What the exercise asks: Write out each line word for word. Drop pictures.

Supplied records:
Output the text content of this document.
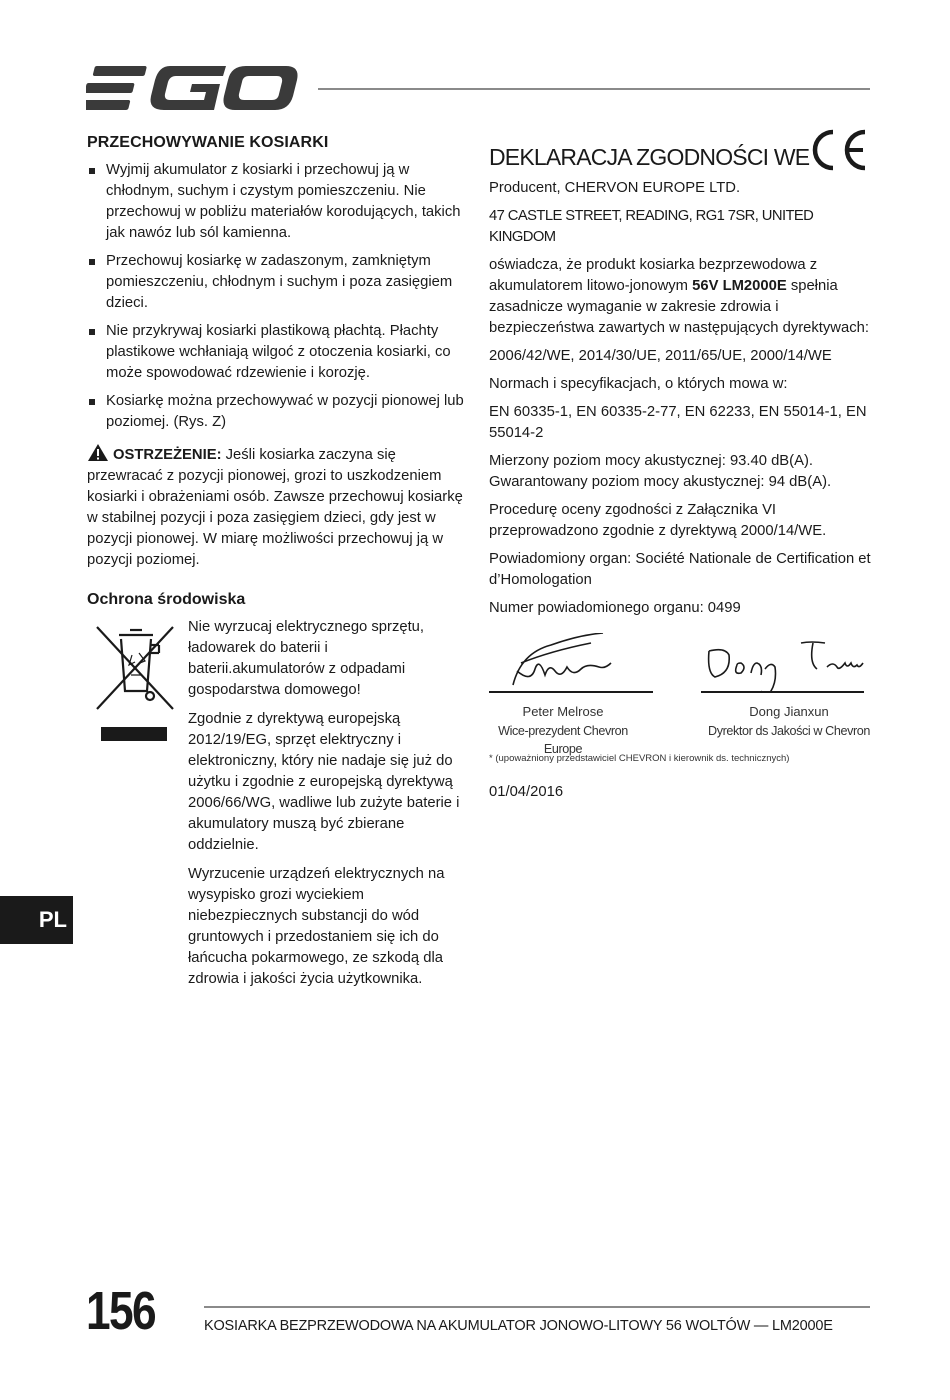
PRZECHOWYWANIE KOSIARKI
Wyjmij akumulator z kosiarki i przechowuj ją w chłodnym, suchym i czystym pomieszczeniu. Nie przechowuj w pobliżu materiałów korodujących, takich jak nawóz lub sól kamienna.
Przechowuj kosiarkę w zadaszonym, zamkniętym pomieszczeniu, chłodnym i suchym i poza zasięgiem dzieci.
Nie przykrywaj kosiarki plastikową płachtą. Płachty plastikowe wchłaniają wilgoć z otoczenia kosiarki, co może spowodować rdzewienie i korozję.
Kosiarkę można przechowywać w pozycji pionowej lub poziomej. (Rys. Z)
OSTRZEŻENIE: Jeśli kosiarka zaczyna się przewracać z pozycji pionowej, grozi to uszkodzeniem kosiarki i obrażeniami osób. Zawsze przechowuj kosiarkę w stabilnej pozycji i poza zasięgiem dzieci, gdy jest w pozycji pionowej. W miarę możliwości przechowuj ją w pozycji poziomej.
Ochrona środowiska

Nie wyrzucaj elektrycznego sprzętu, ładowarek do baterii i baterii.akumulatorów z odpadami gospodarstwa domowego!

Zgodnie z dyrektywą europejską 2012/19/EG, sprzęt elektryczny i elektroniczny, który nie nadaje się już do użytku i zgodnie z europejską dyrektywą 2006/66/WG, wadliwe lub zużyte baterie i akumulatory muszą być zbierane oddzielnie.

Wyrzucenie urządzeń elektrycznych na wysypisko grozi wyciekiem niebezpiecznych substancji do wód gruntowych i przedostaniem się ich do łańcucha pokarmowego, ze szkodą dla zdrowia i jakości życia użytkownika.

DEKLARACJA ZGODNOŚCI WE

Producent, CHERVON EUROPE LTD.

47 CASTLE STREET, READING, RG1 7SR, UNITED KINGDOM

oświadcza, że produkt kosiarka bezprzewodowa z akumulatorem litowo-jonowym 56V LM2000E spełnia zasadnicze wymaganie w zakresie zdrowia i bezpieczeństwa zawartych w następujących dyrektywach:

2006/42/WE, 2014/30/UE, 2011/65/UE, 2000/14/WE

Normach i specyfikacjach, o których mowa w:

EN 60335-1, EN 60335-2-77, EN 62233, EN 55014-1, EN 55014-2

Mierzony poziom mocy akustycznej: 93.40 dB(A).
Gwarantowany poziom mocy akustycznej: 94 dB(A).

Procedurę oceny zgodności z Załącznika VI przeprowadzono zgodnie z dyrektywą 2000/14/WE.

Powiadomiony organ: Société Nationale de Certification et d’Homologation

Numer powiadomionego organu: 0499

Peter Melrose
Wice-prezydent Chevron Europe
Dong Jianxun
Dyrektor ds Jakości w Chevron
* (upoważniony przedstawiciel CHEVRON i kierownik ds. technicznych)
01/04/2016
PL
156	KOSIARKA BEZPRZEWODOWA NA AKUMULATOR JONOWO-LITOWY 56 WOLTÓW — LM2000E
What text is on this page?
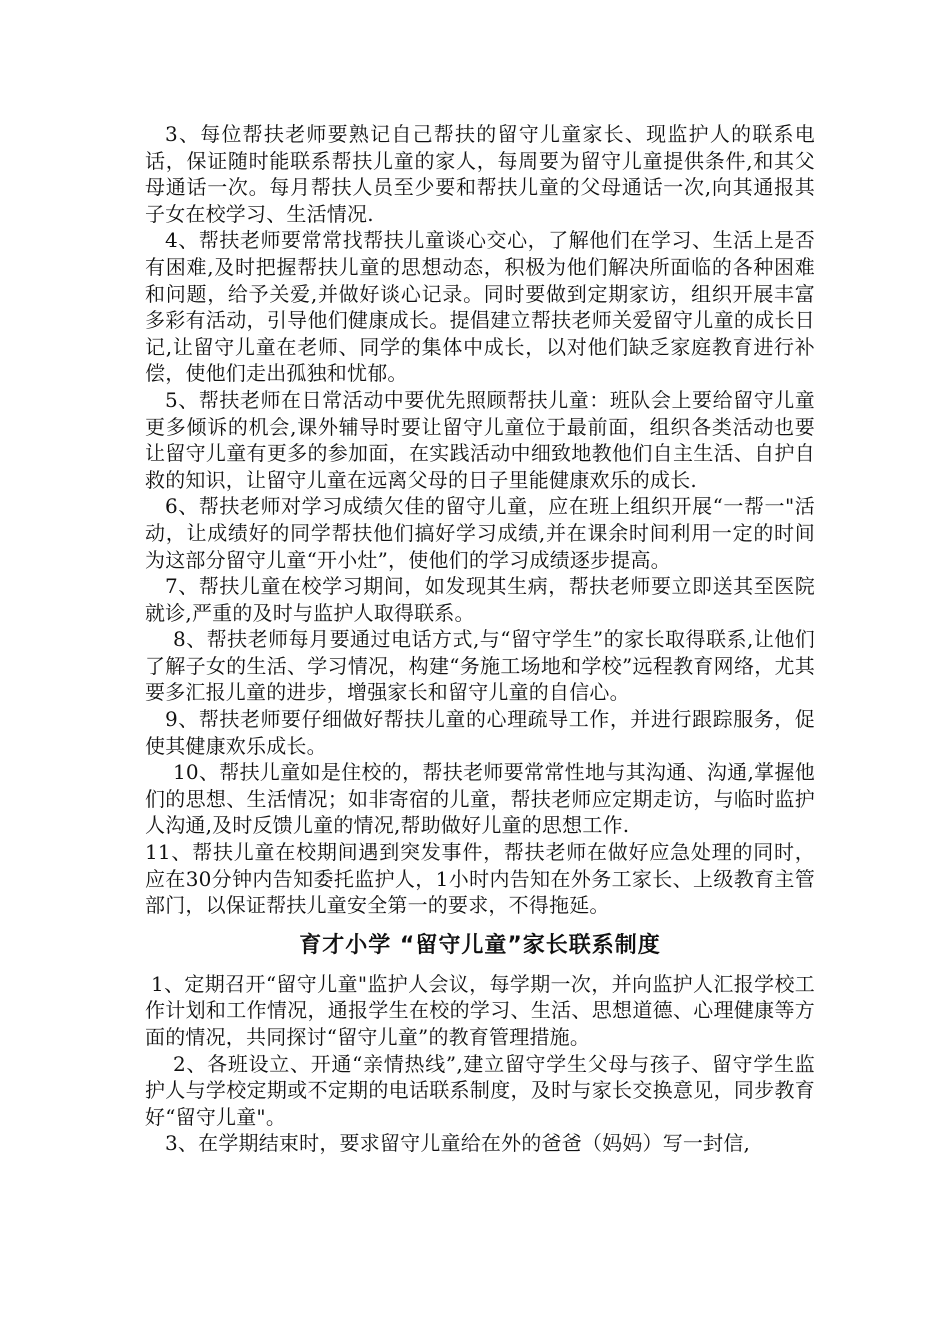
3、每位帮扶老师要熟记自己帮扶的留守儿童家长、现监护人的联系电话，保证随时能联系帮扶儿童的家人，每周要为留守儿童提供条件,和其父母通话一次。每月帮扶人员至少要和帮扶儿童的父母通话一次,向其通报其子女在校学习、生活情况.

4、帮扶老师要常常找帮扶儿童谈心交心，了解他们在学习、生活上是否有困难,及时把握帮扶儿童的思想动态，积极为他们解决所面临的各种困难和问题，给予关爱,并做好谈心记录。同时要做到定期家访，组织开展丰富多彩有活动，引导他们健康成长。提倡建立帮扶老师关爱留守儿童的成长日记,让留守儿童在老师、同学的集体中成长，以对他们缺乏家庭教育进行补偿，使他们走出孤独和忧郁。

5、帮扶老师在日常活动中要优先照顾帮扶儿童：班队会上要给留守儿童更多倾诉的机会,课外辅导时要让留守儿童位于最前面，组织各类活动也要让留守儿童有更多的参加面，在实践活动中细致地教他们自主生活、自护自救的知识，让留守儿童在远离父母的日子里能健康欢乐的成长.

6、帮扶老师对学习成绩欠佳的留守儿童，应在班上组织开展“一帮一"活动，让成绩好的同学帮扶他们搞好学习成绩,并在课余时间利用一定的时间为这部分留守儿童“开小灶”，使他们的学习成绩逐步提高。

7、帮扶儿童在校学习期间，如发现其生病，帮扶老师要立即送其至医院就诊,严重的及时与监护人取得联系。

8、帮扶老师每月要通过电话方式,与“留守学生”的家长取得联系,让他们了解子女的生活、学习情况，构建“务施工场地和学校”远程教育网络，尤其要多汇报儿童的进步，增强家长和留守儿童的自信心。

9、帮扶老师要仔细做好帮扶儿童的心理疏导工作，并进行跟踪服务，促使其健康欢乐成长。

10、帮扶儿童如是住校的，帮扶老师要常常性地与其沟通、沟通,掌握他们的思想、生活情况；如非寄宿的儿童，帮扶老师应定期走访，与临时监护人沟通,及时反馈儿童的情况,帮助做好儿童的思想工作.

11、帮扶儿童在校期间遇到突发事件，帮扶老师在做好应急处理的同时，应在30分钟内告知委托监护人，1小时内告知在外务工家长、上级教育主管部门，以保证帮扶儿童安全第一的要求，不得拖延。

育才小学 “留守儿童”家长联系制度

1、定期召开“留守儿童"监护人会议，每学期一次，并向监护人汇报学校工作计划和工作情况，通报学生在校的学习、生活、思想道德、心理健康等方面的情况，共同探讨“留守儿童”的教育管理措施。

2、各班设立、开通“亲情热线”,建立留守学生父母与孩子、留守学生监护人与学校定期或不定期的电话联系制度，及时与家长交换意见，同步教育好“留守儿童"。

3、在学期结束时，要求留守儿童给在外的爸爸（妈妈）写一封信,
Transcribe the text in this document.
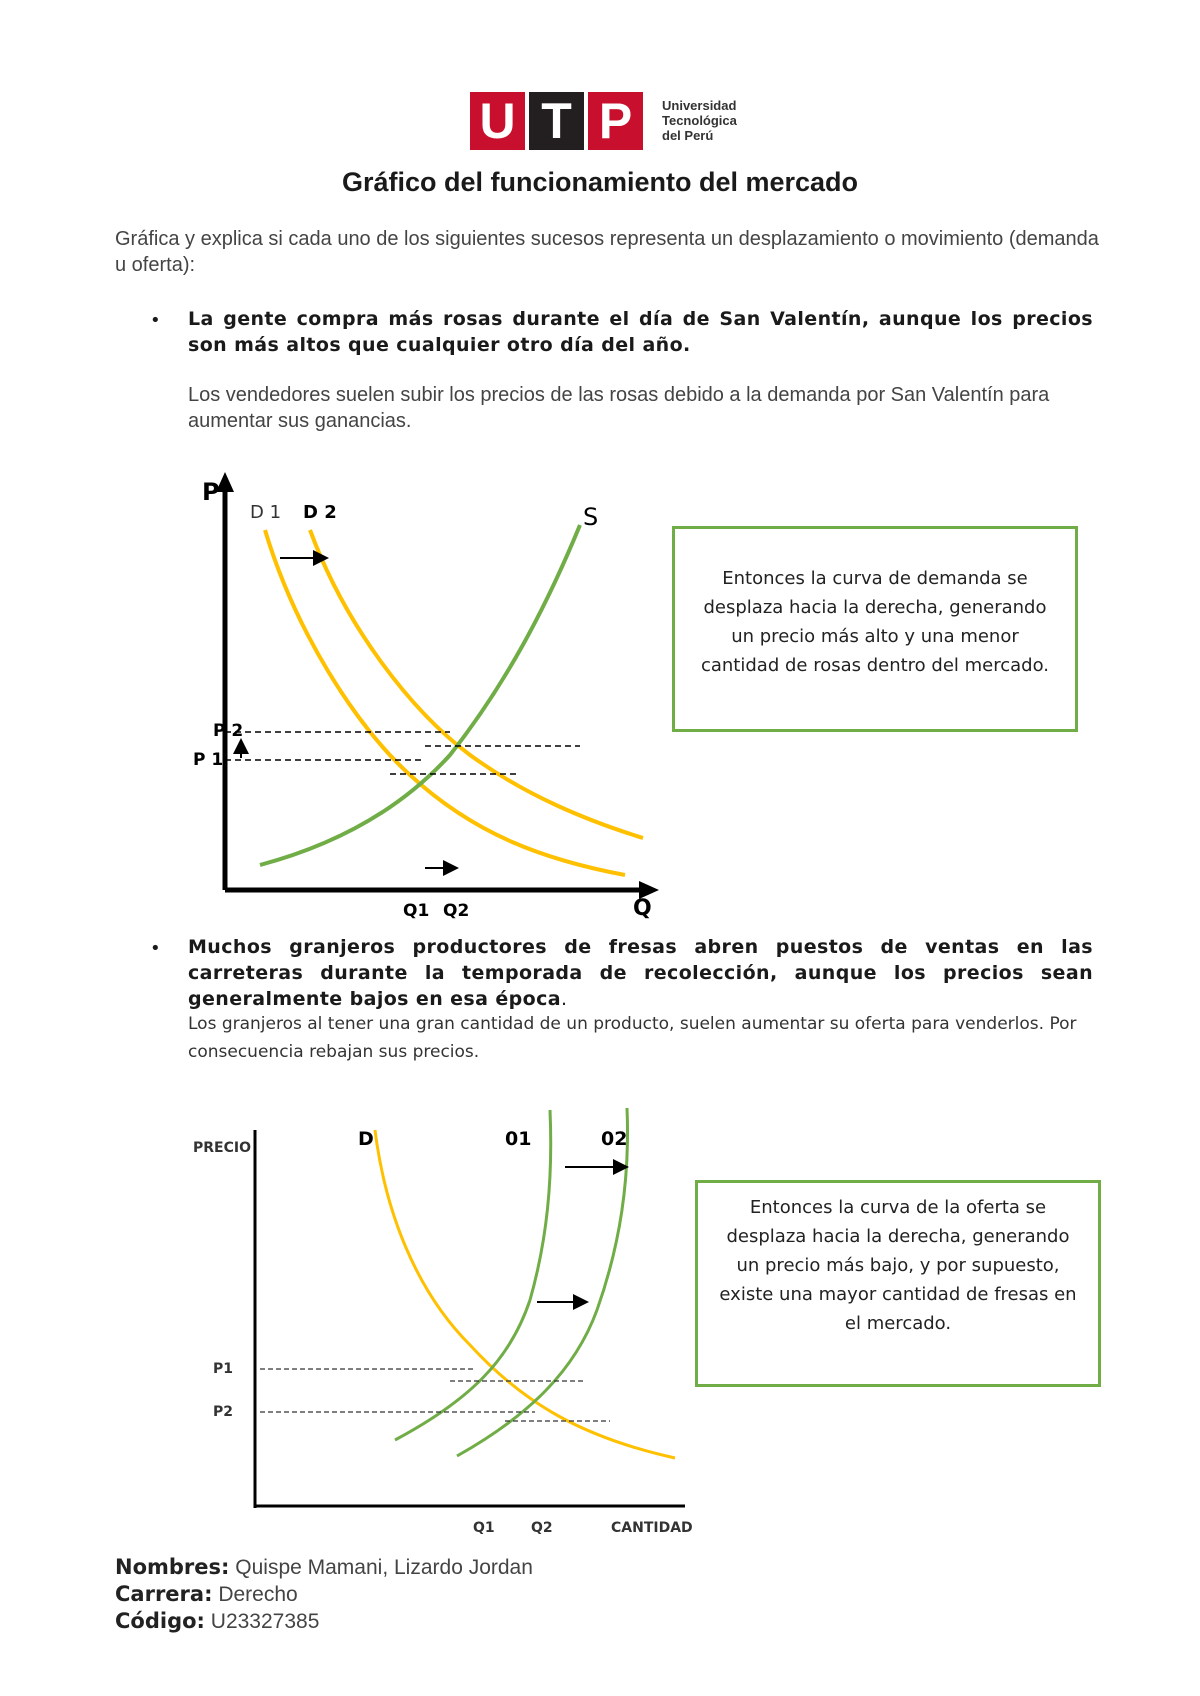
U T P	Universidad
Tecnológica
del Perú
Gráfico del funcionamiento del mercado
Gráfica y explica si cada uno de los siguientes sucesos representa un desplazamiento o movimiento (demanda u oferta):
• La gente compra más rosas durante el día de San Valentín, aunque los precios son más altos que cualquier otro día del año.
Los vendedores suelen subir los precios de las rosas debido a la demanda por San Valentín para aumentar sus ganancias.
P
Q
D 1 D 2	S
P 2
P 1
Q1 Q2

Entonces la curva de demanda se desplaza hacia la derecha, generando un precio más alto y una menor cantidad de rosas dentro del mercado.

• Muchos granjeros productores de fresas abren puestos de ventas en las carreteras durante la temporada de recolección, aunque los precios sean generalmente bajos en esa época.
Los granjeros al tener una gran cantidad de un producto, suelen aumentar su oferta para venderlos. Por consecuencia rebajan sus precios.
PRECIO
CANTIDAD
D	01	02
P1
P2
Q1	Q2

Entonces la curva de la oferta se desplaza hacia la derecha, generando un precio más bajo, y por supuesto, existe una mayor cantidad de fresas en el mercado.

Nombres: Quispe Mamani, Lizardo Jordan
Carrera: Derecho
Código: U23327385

Output of the exercise:
Output the text content of this document.
PRZECHOWYWANIE KOSIARKI
Wyjmij akumulator z kosiarki i przechowuj ją w chłodnym, suchym i czystym pomieszczeniu. Nie przechowuj w pobliżu materiałów korodujących, takich jak nawóz lub sól kamienna.
Przechowuj kosiarkę w zadaszonym, zamkniętym pomieszczeniu, chłodnym i suchym i poza zasięgiem dzieci.
Nie przykrywaj kosiarki plastikową płachtą. Płachty plastikowe wchłaniają wilgoć z otoczenia kosiarki, co może spowodować rdzewienie i korozję.
Kosiarkę można przechowywać w pozycji pionowej lub poziomej. (Rys. Z)
OSTRZEŻENIE: Jeśli kosiarka zaczyna się przewracać z pozycji pionowej, grozi to uszkodzeniem kosiarki i obrażeniami osób. Zawsze przechowuj kosiarkę w stabilnej pozycji i poza zasięgiem dzieci, gdy jest w pozycji pionowej. W miarę możliwości przechowuj ją w pozycji poziomej.
Ochrona środowiska

Nie wyrzucaj elektrycznego sprzętu, ładowarek do baterii i baterii.akumulatorów z odpadami gospodarstwa domowego!

Zgodnie z dyrektywą europejską 2012/19/EG, sprzęt elektryczny i elektroniczny, który nie nadaje się już do użytku i zgodnie z europejską dyrektywą 2006/66/WG, wadliwe lub zużyte baterie i akumulatory muszą być zbierane oddzielnie.

Wyrzucenie urządzeń elektrycznych na wysypisko grozi wyciekiem niebezpiecznych substancji do wód gruntowych i przedostaniem się ich do łańcucha pokarmowego, ze szkodą dla zdrowia i jakości życia użytkownika.

DEKLARACJA ZGODNOŚCI WE

Producent, CHERVON EUROPE LTD.

47 CASTLE STREET, READING, RG1 7SR, UNITED KINGDOM

oświadcza, że produkt kosiarka bezprzewodowa z akumulatorem litowo-jonowym 56V LM2000E spełnia zasadnicze wymaganie w zakresie zdrowia i bezpieczeństwa zawartych w następujących dyrektywach:

2006/42/WE, 2014/30/UE, 2011/65/UE, 2000/14/WE

Normach i specyfikacjach, o których mowa w:

EN 60335-1, EN 60335-2-77, EN 62233, EN 55014-1, EN 55014-2

Mierzony poziom mocy akustycznej: 93.40 dB(A).
Gwarantowany poziom mocy akustycznej: 94 dB(A).

Procedurę oceny zgodności z Załącznika VI przeprowadzono zgodnie z dyrektywą 2000/14/WE.

Powiadomiony organ: Société Nationale de Certification et d’Homologation

Numer powiadomionego organu: 0499

Peter Melrose
Wice-prezydent Chevron Europe
Dong Jianxun
Dyrektor ds Jakości w Chevron
* (upoważniony przedstawiciel CHEVRON i kierownik ds. technicznych)
01/04/2016
PL
156	KOSIARKA BEZPRZEWODOWA NA AKUMULATOR JONOWO-LITOWY 56 WOLTÓW — LM2000E
What text is on this page?
3、每位帮扶老师要熟记自己帮扶的留守儿童家长、现监护人的联系电话，保证随时能联系帮扶儿童的家人，每周要为留守儿童提供条件,和其父母通话一次。每月帮扶人员至少要和帮扶儿童的父母通话一次,向其通报其子女在校学习、生活情况.

4、帮扶老师要常常找帮扶儿童谈心交心，了解他们在学习、生活上是否有困难,及时把握帮扶儿童的思想动态，积极为他们解决所面临的各种困难和问题，给予关爱,并做好谈心记录。同时要做到定期家访，组织开展丰富多彩有活动，引导他们健康成长。提倡建立帮扶老师关爱留守儿童的成长日记,让留守儿童在老师、同学的集体中成长，以对他们缺乏家庭教育进行补偿，使他们走出孤独和忧郁。

5、帮扶老师在日常活动中要优先照顾帮扶儿童：班队会上要给留守儿童更多倾诉的机会,课外辅导时要让留守儿童位于最前面，组织各类活动也要让留守儿童有更多的参加面，在实践活动中细致地教他们自主生活、自护自救的知识，让留守儿童在远离父母的日子里能健康欢乐的成长.

6、帮扶老师对学习成绩欠佳的留守儿童，应在班上组织开展“一帮一"活动，让成绩好的同学帮扶他们搞好学习成绩,并在课余时间利用一定的时间为这部分留守儿童“开小灶”，使他们的学习成绩逐步提高。

7、帮扶儿童在校学习期间，如发现其生病，帮扶老师要立即送其至医院就诊,严重的及时与监护人取得联系。

8、帮扶老师每月要通过电话方式,与“留守学生”的家长取得联系,让他们了解子女的生活、学习情况，构建“务施工场地和学校”远程教育网络，尤其要多汇报儿童的进步，增强家长和留守儿童的自信心。

9、帮扶老师要仔细做好帮扶儿童的心理疏导工作，并进行跟踪服务，促使其健康欢乐成长。

10、帮扶儿童如是住校的，帮扶老师要常常性地与其沟通、沟通,掌握他们的思想、生活情况；如非寄宿的儿童，帮扶老师应定期走访，与临时监护人沟通,及时反馈儿童的情况,帮助做好儿童的思想工作.

11、帮扶儿童在校期间遇到突发事件，帮扶老师在做好应急处理的同时，应在30分钟内告知委托监护人，1小时内告知在外务工家长、上级教育主管部门，以保证帮扶儿童安全第一的要求，不得拖延。

育才小学 “留守儿童”家长联系制度

1、定期召开“留守儿童"监护人会议，每学期一次，并向监护人汇报学校工作计划和工作情况，通报学生在校的学习、生活、思想道德、心理健康等方面的情况，共同探讨“留守儿童”的教育管理措施。

2、各班设立、开通“亲情热线”,建立留守学生父母与孩子、留守学生监护人与学校定期或不定期的电话联系制度，及时与家长交换意见，同步教育好“留守儿童"。

3、在学期结束时，要求留守儿童给在外的爸爸（妈妈）写一封信,
Transcribe the text in this document.
U T P	Universidad
Tecnológica
del Perú
Gráfico del funcionamiento del mercado
Gráfica y explica si cada uno de los siguientes sucesos representa un desplazamiento o movimiento (demanda u oferta):
• La gente compra más rosas durante el día de San Valentín, aunque los precios son más altos que cualquier otro día del año.
Los vendedores suelen subir los precios de las rosas debido a la demanda por San Valentín para aumentar sus ganancias.
P
Q
D 1 D 2	S
P 2
P 1
Q1 Q2

Entonces la curva de demanda se desplaza hacia la derecha, generando un precio más alto y una menor cantidad de rosas dentro del mercado.

• Muchos granjeros productores de fresas abren puestos de ventas en las carreteras durante la temporada de recolección, aunque los precios sean generalmente bajos en esa época.
Los granjeros al tener una gran cantidad de un producto, suelen aumentar su oferta para venderlos. Por consecuencia rebajan sus precios.
PRECIO
CANTIDAD
D	01	02
P1
P2
Q1	Q2

Entonces la curva de la oferta se desplaza hacia la derecha, generando un precio más bajo, y por supuesto, existe una mayor cantidad de fresas en el mercado.

Nombres: Quispe Mamani, Lizardo Jordan
Carrera: Derecho
Código: U23327385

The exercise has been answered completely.